(Data to process)
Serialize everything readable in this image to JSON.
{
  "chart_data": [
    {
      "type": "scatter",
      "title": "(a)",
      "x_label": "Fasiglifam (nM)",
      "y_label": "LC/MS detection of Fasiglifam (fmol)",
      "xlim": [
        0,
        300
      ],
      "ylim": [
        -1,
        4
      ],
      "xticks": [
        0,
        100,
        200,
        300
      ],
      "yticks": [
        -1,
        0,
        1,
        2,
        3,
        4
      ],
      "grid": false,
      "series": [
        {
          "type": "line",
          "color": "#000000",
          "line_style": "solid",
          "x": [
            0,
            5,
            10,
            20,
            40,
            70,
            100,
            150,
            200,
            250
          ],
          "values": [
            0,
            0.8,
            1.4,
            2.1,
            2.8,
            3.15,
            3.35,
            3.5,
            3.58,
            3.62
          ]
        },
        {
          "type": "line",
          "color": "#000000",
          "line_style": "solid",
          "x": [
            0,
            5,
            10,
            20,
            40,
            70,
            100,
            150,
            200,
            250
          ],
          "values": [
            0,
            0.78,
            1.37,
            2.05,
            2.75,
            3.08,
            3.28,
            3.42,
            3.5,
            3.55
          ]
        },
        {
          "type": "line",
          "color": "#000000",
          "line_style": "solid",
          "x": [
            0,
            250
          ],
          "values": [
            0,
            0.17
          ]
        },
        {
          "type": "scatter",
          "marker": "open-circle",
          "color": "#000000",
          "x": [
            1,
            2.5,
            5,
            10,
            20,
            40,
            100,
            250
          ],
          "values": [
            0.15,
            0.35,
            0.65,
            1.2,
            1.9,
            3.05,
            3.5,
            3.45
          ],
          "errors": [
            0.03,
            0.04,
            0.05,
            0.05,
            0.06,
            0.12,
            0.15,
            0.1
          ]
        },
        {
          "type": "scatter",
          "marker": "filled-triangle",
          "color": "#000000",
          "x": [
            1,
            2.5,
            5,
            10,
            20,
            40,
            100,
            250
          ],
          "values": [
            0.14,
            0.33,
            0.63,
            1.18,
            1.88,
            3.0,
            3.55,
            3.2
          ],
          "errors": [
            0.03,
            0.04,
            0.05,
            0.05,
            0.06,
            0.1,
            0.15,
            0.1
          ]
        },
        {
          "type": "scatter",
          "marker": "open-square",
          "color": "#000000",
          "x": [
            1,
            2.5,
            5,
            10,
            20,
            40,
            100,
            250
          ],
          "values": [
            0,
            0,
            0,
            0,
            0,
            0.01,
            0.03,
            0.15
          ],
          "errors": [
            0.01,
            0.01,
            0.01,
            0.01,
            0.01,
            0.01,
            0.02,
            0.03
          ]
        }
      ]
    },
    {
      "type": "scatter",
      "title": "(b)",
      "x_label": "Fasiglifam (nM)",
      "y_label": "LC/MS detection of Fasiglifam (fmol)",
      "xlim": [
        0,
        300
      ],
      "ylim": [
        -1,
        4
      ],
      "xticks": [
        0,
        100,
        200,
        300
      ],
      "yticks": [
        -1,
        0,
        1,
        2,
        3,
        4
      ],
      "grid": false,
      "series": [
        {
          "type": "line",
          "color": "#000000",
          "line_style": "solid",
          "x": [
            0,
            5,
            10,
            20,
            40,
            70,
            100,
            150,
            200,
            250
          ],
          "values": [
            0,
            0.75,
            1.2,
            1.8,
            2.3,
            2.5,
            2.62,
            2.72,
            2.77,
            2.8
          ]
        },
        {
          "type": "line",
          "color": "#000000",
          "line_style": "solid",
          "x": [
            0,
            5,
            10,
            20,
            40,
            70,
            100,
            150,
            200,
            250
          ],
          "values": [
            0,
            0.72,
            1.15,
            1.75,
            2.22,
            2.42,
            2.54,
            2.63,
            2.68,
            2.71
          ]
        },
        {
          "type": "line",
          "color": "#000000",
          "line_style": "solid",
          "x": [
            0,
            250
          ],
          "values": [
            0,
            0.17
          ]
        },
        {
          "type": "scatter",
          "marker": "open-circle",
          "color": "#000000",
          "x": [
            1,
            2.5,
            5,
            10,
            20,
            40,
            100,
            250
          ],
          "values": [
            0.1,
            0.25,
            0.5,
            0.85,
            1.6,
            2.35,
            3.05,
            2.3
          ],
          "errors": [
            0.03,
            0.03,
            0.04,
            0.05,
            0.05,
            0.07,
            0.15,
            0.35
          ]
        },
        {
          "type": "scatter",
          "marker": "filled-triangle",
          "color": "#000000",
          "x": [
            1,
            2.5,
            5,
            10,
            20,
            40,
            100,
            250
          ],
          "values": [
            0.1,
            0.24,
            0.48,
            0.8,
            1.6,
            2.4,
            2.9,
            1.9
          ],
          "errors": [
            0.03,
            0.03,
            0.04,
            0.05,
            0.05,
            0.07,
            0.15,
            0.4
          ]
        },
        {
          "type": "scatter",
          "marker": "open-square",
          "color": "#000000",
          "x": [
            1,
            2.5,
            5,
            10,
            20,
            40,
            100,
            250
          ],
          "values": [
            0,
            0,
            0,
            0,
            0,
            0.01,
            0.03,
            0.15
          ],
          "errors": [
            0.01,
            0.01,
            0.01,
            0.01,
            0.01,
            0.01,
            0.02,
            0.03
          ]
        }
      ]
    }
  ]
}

(Work to complete) Every line of the data above should be copied exactly.

(Final answer)
Serialize everything readable in this image to JSON.
{
  "chart_data": [
    {
      "type": "scatter",
      "title": "(a)",
      "x_label": "Fasiglifam (nM)",
      "y_label": "LC/MS detection of Fasiglifam (fmol)",
      "xlim": [
        0,
        300
      ],
      "ylim": [
        -1,
        4
      ],
      "xticks": [
        0,
        100,
        200,
        300
      ],
      "yticks": [
        -1,
        0,
        1,
        2,
        3,
        4
      ],
      "grid": false,
      "series": [
        {
          "type": "line",
          "color": "#000000",
          "line_style": "solid",
          "x": [
            0,
            5,
            10,
            20,
            40,
            70,
            100,
            150,
            200,
            250
          ],
          "values": [
            0,
            0.8,
            1.4,
            2.1,
            2.8,
            3.15,
            3.35,
            3.5,
            3.58,
            3.62
          ]
        },
        {
          "type": "line",
          "color": "#000000",
          "line_style": "solid",
          "x": [
            0,
            5,
            10,
            20,
            40,
            70,
            100,
            150,
            200,
            250
          ],
          "values": [
            0,
            0.78,
            1.37,
            2.05,
            2.75,
            3.08,
            3.28,
            3.42,
            3.5,
            3.55
          ]
        },
        {
          "type": "line",
          "color": "#000000",
          "line_style": "solid",
          "x": [
            0,
            250
          ],
          "values": [
            0,
            0.17
          ]
        },
        {
          "type": "scatter",
          "marker": "open-circle",
          "color": "#000000",
          "x": [
            1,
            2.5,
            5,
            10,
            20,
            40,
            100,
            250
          ],
          "values": [
            0.15,
            0.35,
            0.65,
            1.2,
            1.9,
            3.05,
            3.5,
            3.45
          ],
          "errors": [
            0.03,
            0.04,
            0.05,
            0.05,
            0.06,
            0.12,
            0.15,
            0.1
          ]
        },
        {
          "type": "scatter",
          "marker": "filled-triangle",
          "color": "#000000",
          "x": [
            1,
            2.5,
            5,
            10,
            20,
            40,
            100,
            250
          ],
          "values": [
            0.14,
            0.33,
            0.63,
            1.18,
            1.88,
            3.0,
            3.55,
            3.2
          ],
          "errors": [
            0.03,
            0.04,
            0.05,
            0.05,
            0.06,
            0.1,
            0.15,
            0.1
          ]
        },
        {
          "type": "scatter",
          "marker": "open-square",
          "color": "#000000",
          "x": [
            1,
            2.5,
            5,
            10,
            20,
            40,
            100,
            250
          ],
          "values": [
            0,
            0,
            0,
            0,
            0,
            0.01,
            0.03,
            0.15
          ],
          "errors": [
            0.01,
            0.01,
            0.01,
            0.01,
            0.01,
            0.01,
            0.02,
            0.03
          ]
        }
      ]
    },
    {
      "type": "scatter",
      "title": "(b)",
      "x_label": "Fasiglifam (nM)",
      "y_label": "LC/MS detection of Fasiglifam (fmol)",
      "xlim": [
        0,
        300
      ],
      "ylim": [
        -1,
        4
      ],
      "xticks": [
        0,
        100,
        200,
        300
      ],
      "yticks": [
        -1,
        0,
        1,
        2,
        3,
        4
      ],
      "grid": false,
      "series": [
        {
          "type": "line",
          "color": "#000000",
          "line_style": "solid",
          "x": [
            0,
            5,
            10,
            20,
            40,
            70,
            100,
            150,
            200,
            250
          ],
          "values": [
            0,
            0.75,
            1.2,
            1.8,
            2.3,
            2.5,
            2.62,
            2.72,
            2.77,
            2.8
          ]
        },
        {
          "type": "line",
          "color": "#000000",
          "line_style": "solid",
          "x": [
            0,
            5,
            10,
            20,
            40,
            70,
            100,
            150,
            200,
            250
          ],
          "values": [
            0,
            0.72,
            1.15,
            1.75,
            2.22,
            2.42,
            2.54,
            2.63,
            2.68,
            2.71
          ]
        },
        {
          "type": "line",
          "color": "#000000",
          "line_style": "solid",
          "x": [
            0,
            250
          ],
          "values": [
            0,
            0.17
          ]
        },
        {
          "type": "scatter",
          "marker": "open-circle",
          "color": "#000000",
          "x": [
            1,
            2.5,
            5,
            10,
            20,
            40,
            100,
            250
          ],
          "values": [
            0.1,
            0.25,
            0.5,
            0.85,
            1.6,
            2.35,
            3.05,
            2.3
          ],
          "errors": [
            0.03,
            0.03,
            0.04,
            0.05,
            0.05,
            0.07,
            0.15,
            0.35
          ]
        },
        {
          "type": "scatter",
          "marker": "filled-triangle",
          "color": "#000000",
          "x": [
            1,
            2.5,
            5,
            10,
            20,
            40,
            100,
            250
          ],
          "values": [
            0.1,
            0.24,
            0.48,
            0.8,
            1.6,
            2.4,
            2.9,
            1.9
          ],
          "errors": [
            0.03,
            0.03,
            0.04,
            0.05,
            0.05,
            0.07,
            0.15,
            0.4
          ]
        },
        {
          "type": "scatter",
          "marker": "open-square",
          "color": "#000000",
          "x": [
            1,
            2.5,
            5,
            10,
            20,
            40,
            100,
            250
          ],
          "values": [
            0,
            0,
            0,
            0,
            0,
            0.01,
            0.03,
            0.15
          ],
          "errors": [
            0.01,
            0.01,
            0.01,
            0.01,
            0.01,
            0.01,
            0.02,
            0.03
          ]
        }
      ]
    }
  ]
}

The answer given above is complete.